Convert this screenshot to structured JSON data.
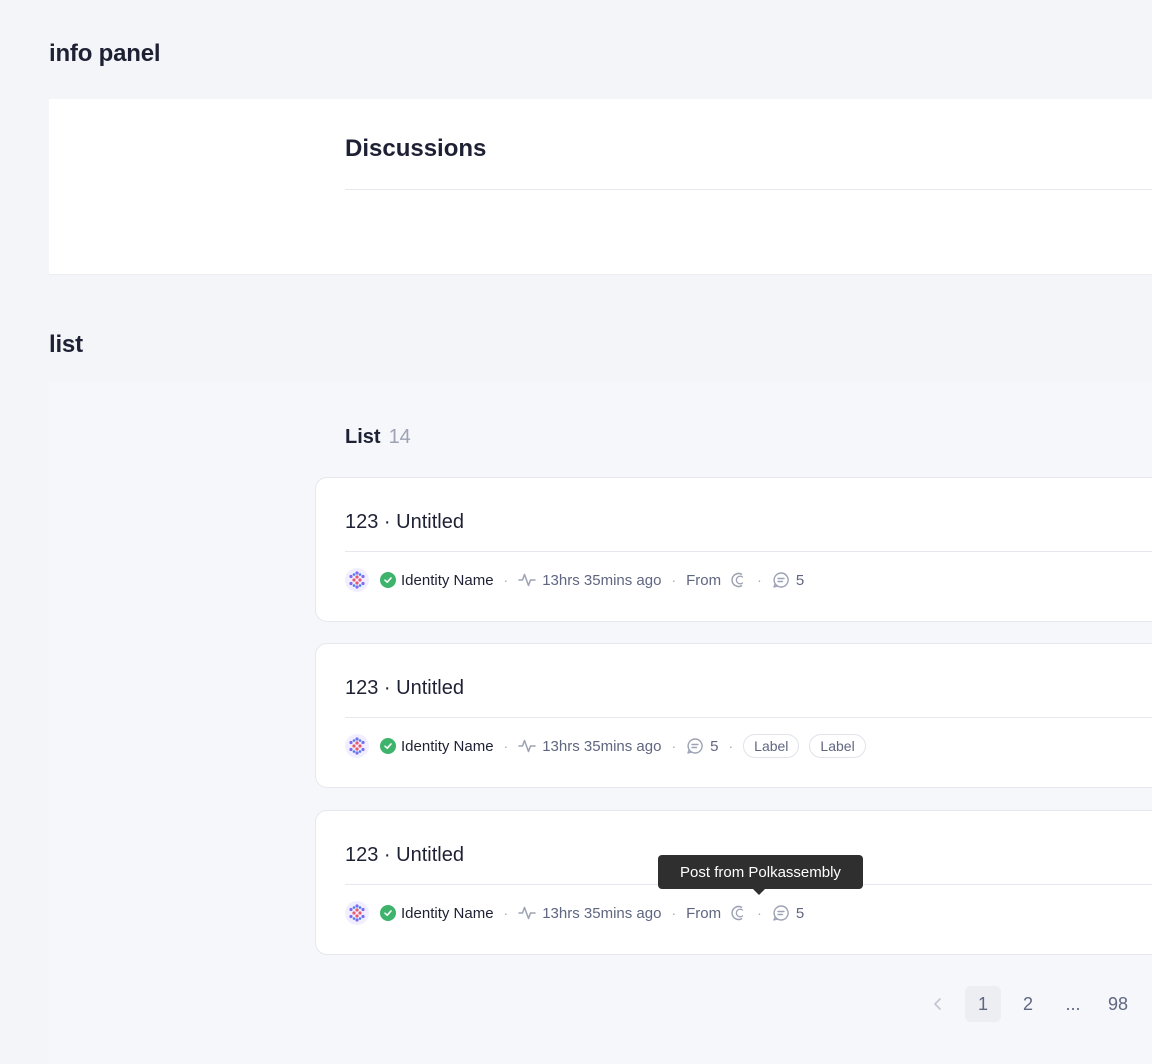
{
  "sections": {
    "info_panel_title": "info panel",
    "list_title": "list"
  },
  "info_panel": {
    "heading": "Discussions"
  },
  "list": {
    "label": "List",
    "count": "14",
    "items": [
      {
        "title": "123 · Untitled",
        "author": "Identity Name",
        "time": "13hrs 35mins ago",
        "from_label": "From",
        "comments": "5"
      },
      {
        "title": "123 · Untitled",
        "author": "Identity Name",
        "time": "13hrs 35mins ago",
        "comments": "5",
        "labels": [
          "Label",
          "Label"
        ]
      },
      {
        "title": "123 · Untitled",
        "author": "Identity Name",
        "time": "13hrs 35mins ago",
        "from_label": "From",
        "comments": "5"
      }
    ]
  },
  "tooltip": {
    "text": "Post from Polkassembly"
  },
  "pagination": {
    "prev_icon": "chevron-left-icon",
    "pages": [
      "1",
      "2",
      "...",
      "98"
    ],
    "active": "1"
  },
  "colors": {
    "background": "#f4f5f8",
    "verified": "#3db36c",
    "text_primary": "#1e2134",
    "text_secondary": "#5f6680",
    "tooltip_bg": "#2f2f2f"
  }
}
━━━━━━━━━━━━━━━━
◆ Exercise instructions: Without including any pictures, output all the entries above exactly.

◆ Solved problem:
Convert this screenshot to structured JSON data.
{
  "sections": {
    "info_panel_title": "info panel",
    "list_title": "list"
  },
  "info_panel": {
    "heading": "Discussions"
  },
  "list": {
    "label": "List",
    "count": "14",
    "items": [
      {
        "title": "123 · Untitled",
        "author": "Identity Name",
        "time": "13hrs 35mins ago",
        "from_label": "From",
        "comments": "5"
      },
      {
        "title": "123 · Untitled",
        "author": "Identity Name",
        "time": "13hrs 35mins ago",
        "comments": "5",
        "labels": [
          "Label",
          "Label"
        ]
      },
      {
        "title": "123 · Untitled",
        "author": "Identity Name",
        "time": "13hrs 35mins ago",
        "from_label": "From",
        "comments": "5"
      }
    ]
  },
  "tooltip": {
    "text": "Post from Polkassembly"
  },
  "pagination": {
    "prev_icon": "chevron-left-icon",
    "pages": [
      "1",
      "2",
      "...",
      "98"
    ],
    "active": "1"
  },
  "colors": {
    "background": "#f4f5f8",
    "verified": "#3db36c",
    "text_primary": "#1e2134",
    "text_secondary": "#5f6680",
    "tooltip_bg": "#2f2f2f"
  }
}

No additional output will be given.